Instructions to follow: Check each line of the material. Copy those containing "Plan".

— start of Entries shown —

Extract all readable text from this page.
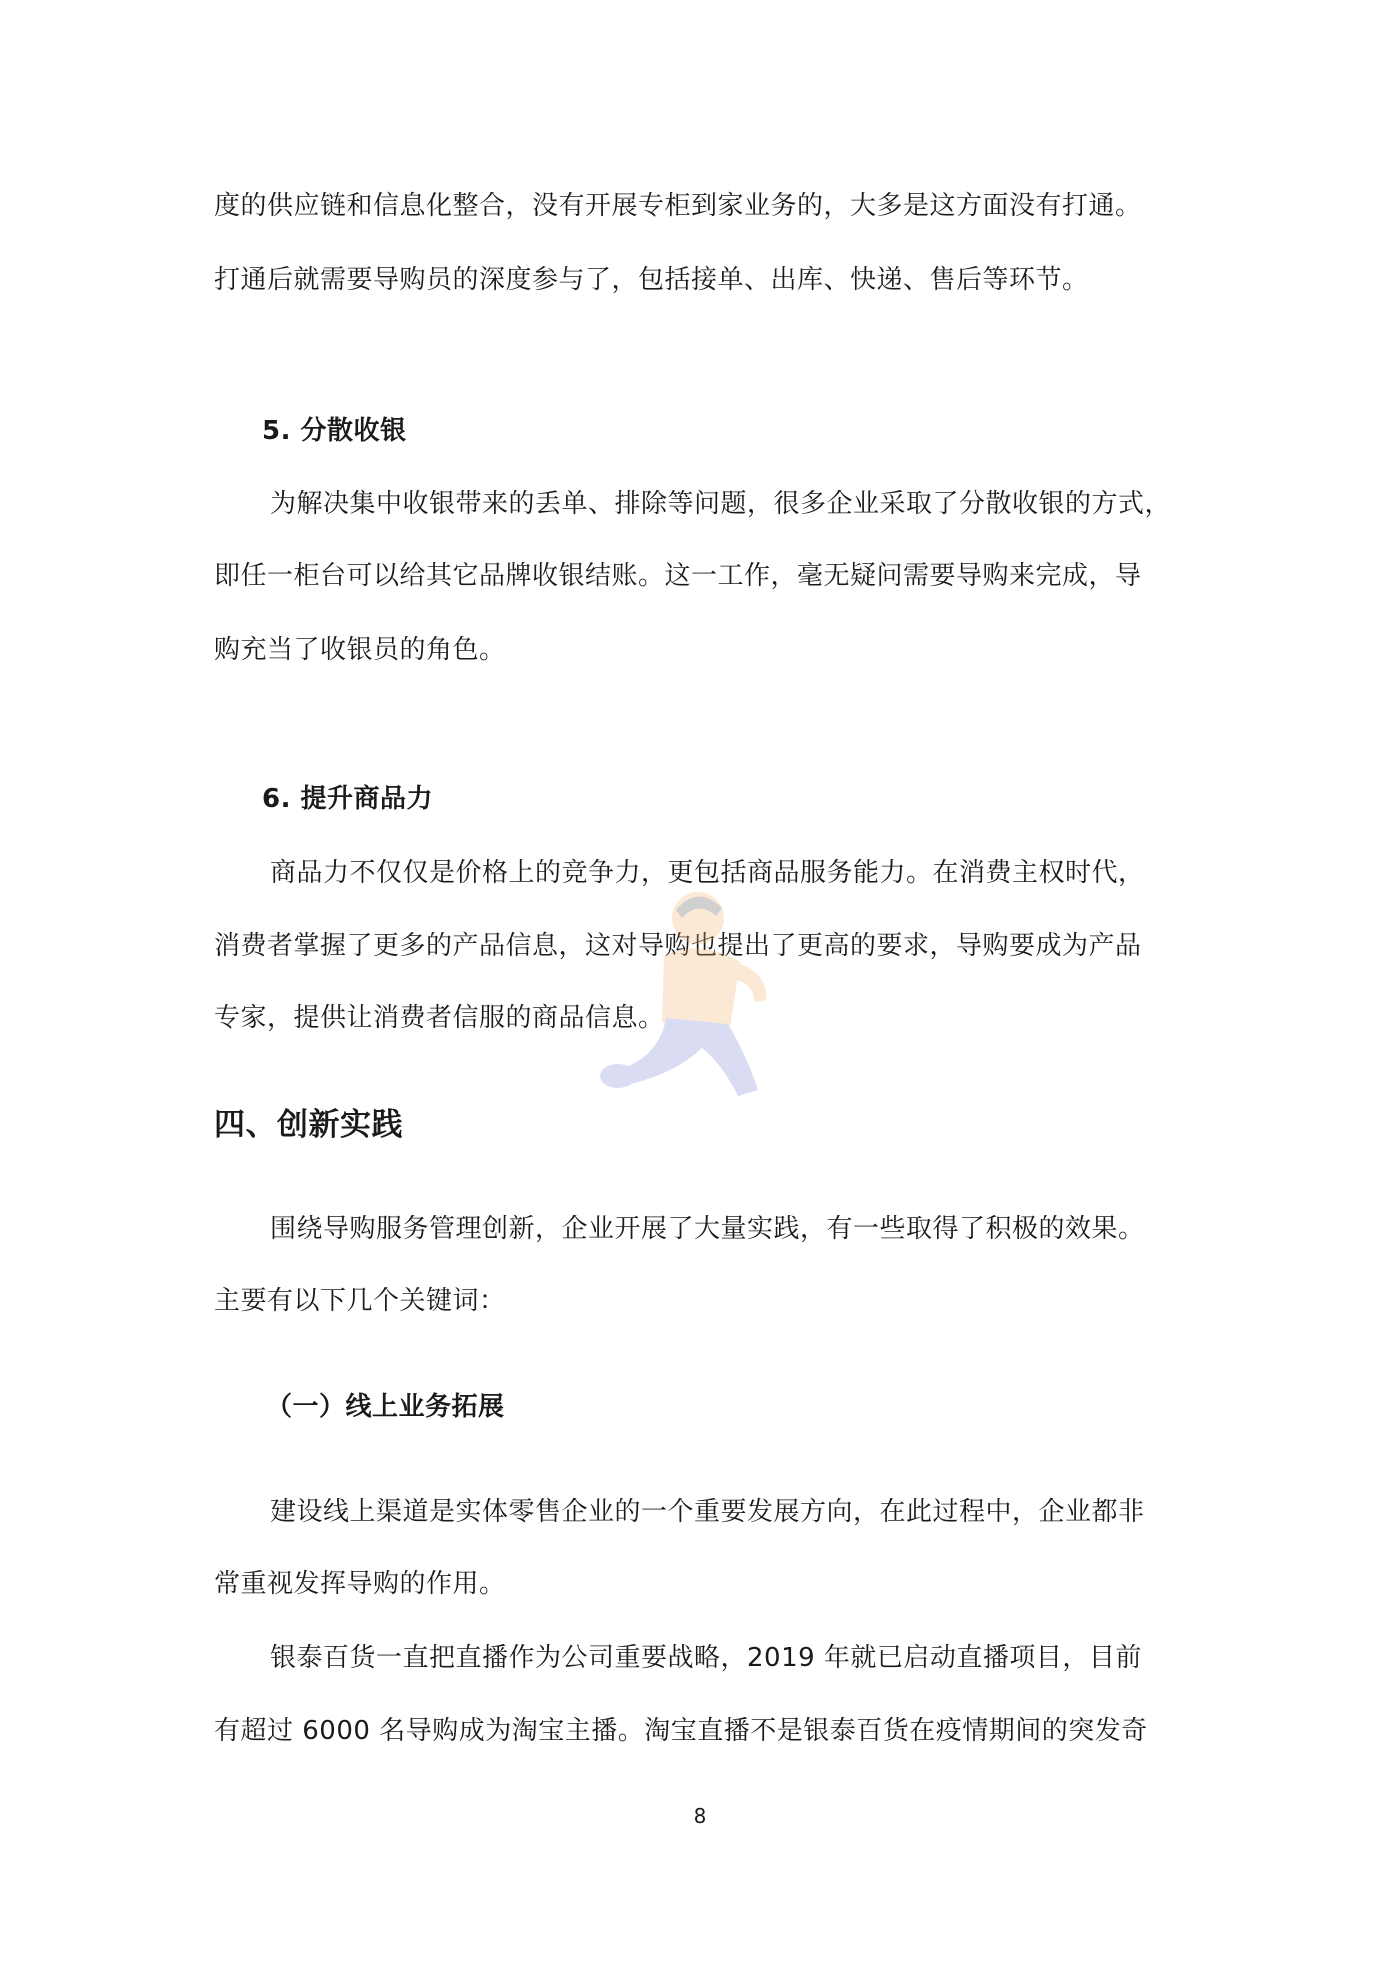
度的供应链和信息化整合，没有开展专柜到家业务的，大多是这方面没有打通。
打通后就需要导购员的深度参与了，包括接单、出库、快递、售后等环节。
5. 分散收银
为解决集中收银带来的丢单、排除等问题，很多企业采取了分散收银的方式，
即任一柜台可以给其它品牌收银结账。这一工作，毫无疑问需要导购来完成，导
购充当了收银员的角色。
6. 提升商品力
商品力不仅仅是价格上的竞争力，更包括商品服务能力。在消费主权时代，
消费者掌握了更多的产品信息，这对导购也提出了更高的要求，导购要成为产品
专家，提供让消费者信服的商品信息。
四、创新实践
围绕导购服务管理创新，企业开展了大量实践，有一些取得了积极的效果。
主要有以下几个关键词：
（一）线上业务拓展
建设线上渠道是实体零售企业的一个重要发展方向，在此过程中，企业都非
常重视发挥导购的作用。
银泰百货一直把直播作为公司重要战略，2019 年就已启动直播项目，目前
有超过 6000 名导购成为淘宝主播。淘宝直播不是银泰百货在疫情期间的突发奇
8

— end of Entries shown —
— start of Entries shown —

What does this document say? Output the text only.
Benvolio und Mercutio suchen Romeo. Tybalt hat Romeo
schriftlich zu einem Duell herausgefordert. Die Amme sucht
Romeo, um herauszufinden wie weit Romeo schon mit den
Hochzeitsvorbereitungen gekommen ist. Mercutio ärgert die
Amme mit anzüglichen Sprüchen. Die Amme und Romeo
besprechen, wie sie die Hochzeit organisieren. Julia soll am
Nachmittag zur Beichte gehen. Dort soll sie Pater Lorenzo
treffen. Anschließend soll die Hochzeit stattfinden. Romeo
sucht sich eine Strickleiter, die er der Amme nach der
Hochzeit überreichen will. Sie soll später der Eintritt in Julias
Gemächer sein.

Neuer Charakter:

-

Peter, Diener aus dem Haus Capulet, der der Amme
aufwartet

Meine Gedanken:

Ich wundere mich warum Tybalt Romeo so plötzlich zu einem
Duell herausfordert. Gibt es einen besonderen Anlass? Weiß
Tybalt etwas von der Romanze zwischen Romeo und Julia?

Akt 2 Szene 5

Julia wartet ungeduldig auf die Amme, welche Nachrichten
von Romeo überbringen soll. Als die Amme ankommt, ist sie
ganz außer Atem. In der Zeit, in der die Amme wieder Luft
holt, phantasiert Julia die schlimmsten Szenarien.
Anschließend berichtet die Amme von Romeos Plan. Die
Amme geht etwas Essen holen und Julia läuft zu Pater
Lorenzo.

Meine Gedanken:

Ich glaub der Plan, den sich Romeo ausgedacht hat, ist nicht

— end of Entries shown —
— start of Entries shown —

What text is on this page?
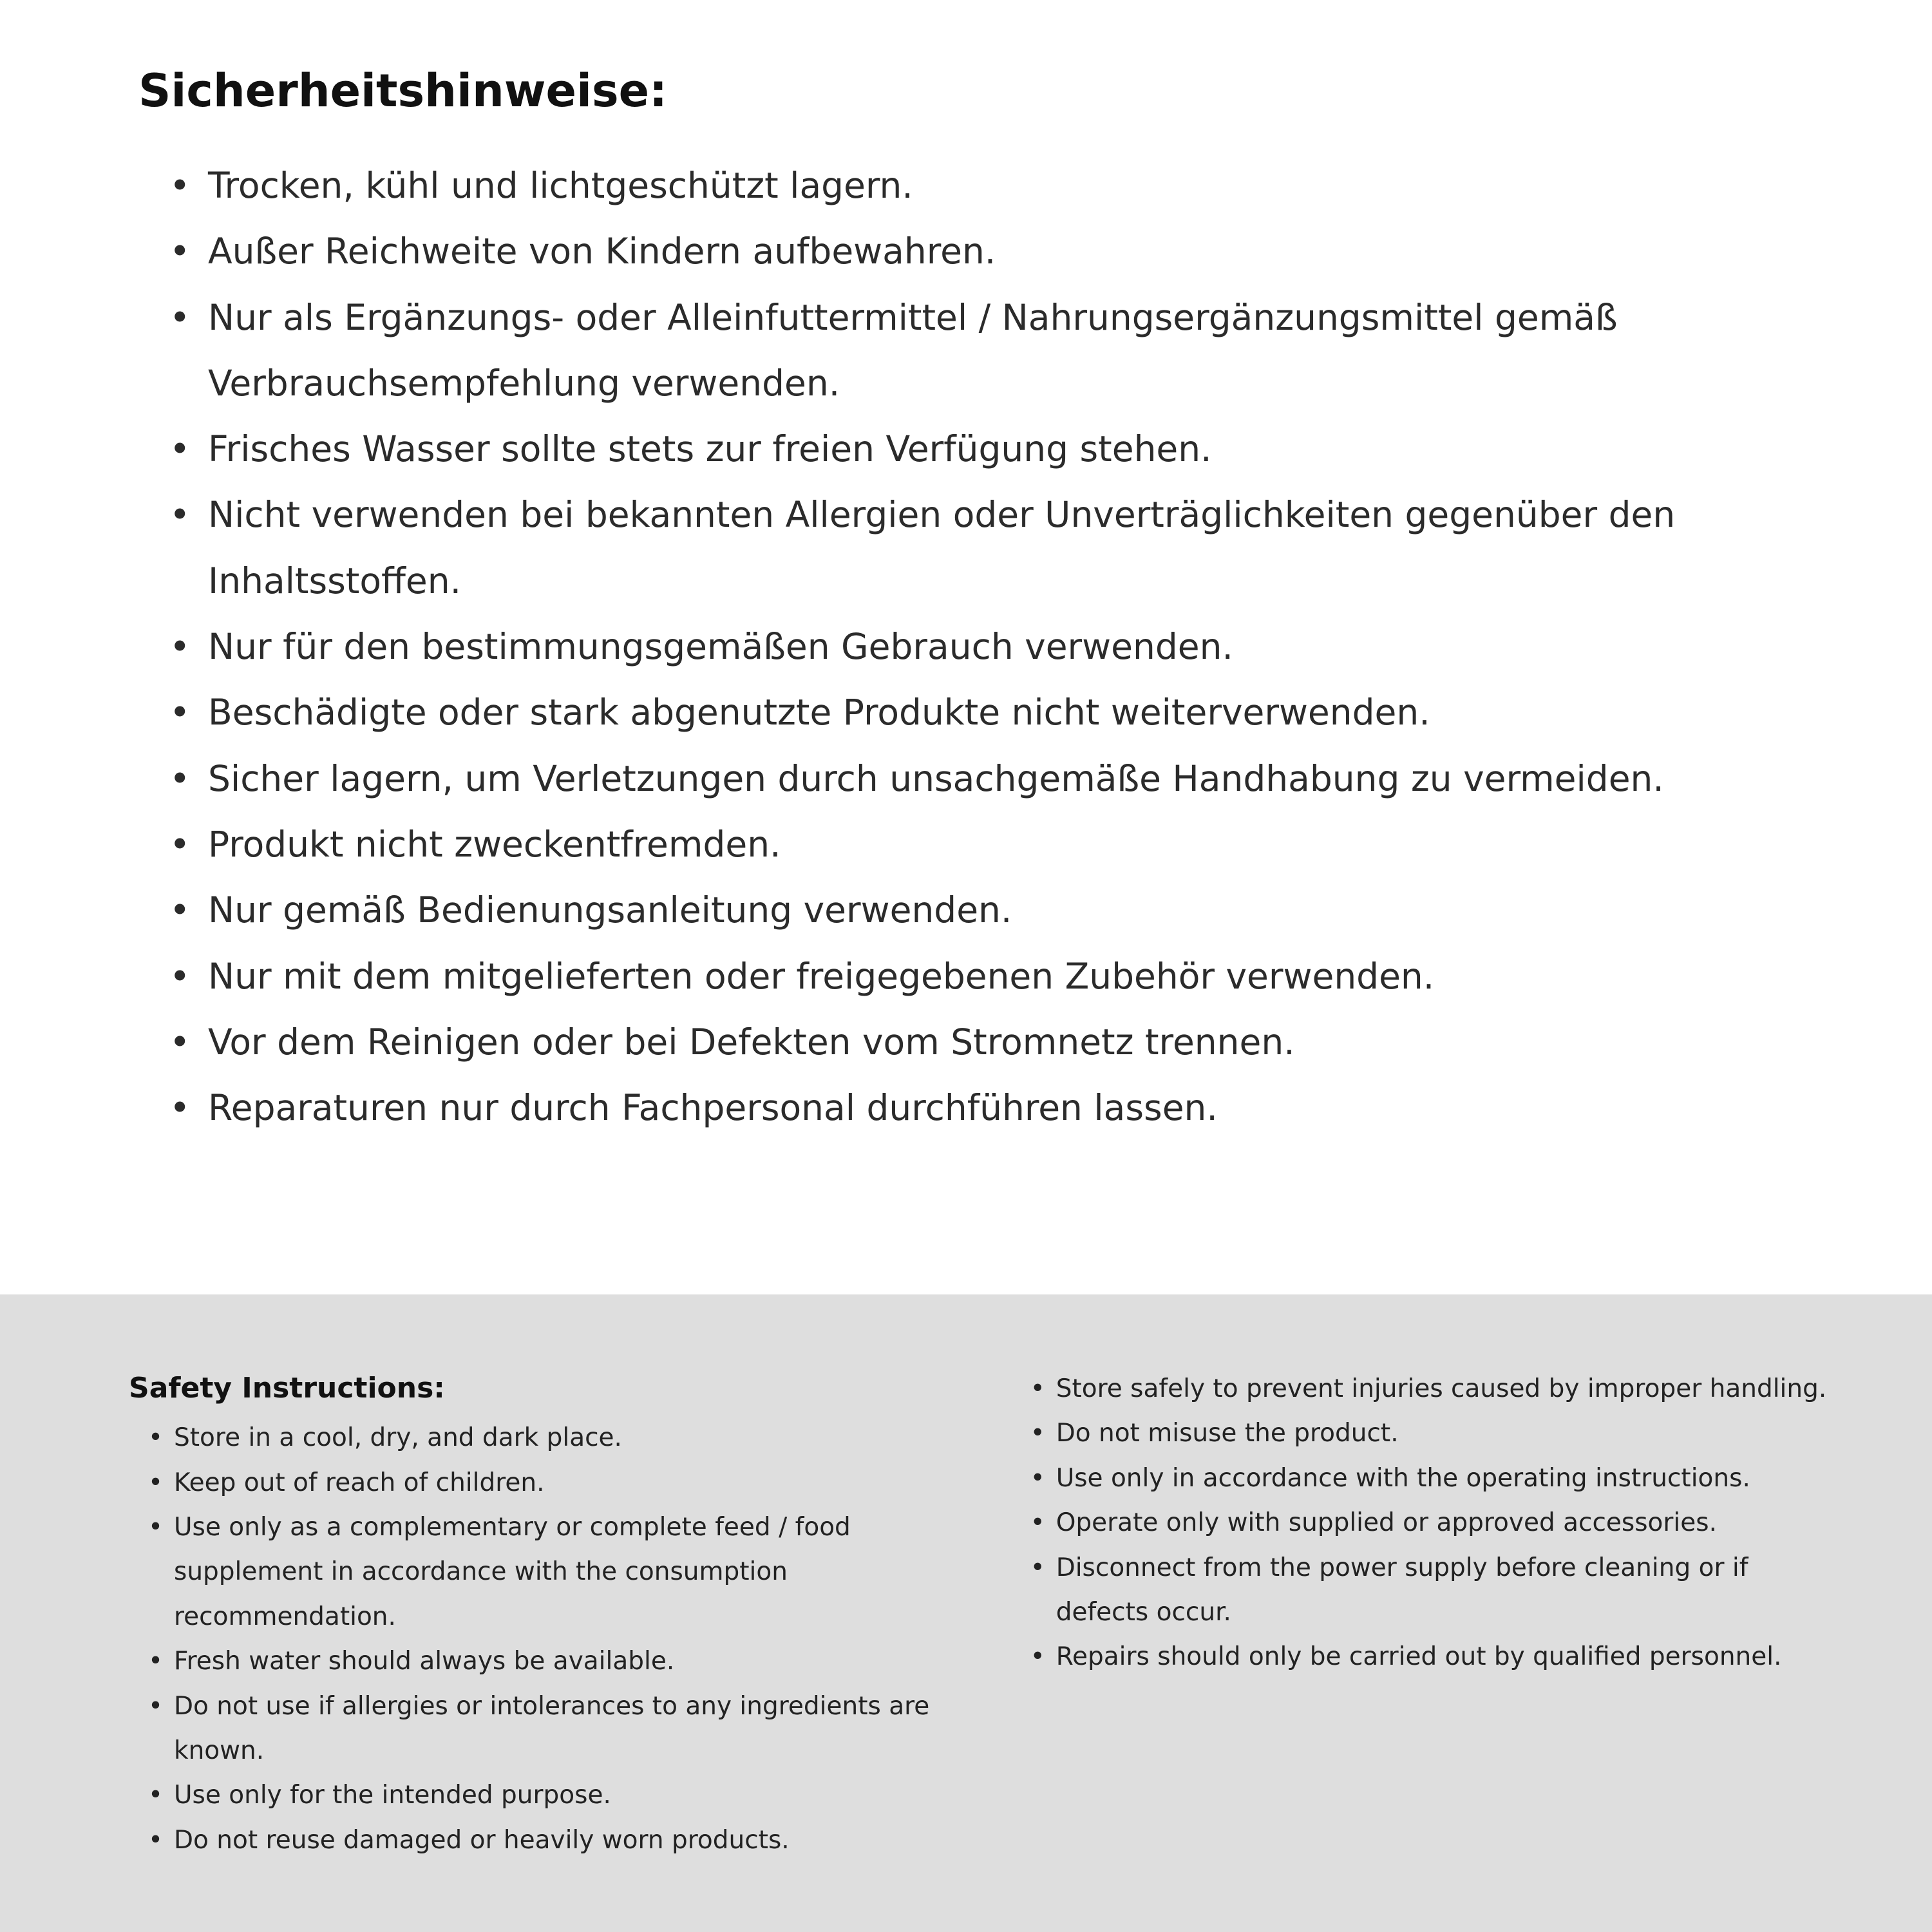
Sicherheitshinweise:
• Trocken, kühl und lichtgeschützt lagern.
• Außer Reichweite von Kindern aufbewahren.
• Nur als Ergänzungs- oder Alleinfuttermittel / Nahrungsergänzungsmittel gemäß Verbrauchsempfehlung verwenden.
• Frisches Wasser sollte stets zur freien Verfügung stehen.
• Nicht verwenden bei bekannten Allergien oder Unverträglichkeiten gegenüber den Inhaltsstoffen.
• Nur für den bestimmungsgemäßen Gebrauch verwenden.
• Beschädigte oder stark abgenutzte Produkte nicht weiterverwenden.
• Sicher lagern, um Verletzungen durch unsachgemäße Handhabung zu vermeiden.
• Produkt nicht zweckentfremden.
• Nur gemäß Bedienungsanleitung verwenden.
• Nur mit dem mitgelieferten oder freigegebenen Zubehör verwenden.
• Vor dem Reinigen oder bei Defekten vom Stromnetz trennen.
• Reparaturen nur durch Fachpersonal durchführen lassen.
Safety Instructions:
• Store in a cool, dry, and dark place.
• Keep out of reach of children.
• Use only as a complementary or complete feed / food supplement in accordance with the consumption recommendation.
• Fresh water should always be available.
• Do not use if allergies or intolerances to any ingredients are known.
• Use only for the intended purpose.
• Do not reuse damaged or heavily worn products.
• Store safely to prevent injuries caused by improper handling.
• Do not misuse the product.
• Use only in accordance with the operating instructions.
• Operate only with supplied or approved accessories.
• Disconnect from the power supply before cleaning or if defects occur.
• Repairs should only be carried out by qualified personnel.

— end of Entries shown —

Correct response:
Anschließend berichtet die Amme von Romeos Plan. Die
Ich glaub der Plan, den sich Romeo ausgedacht hat, ist nicht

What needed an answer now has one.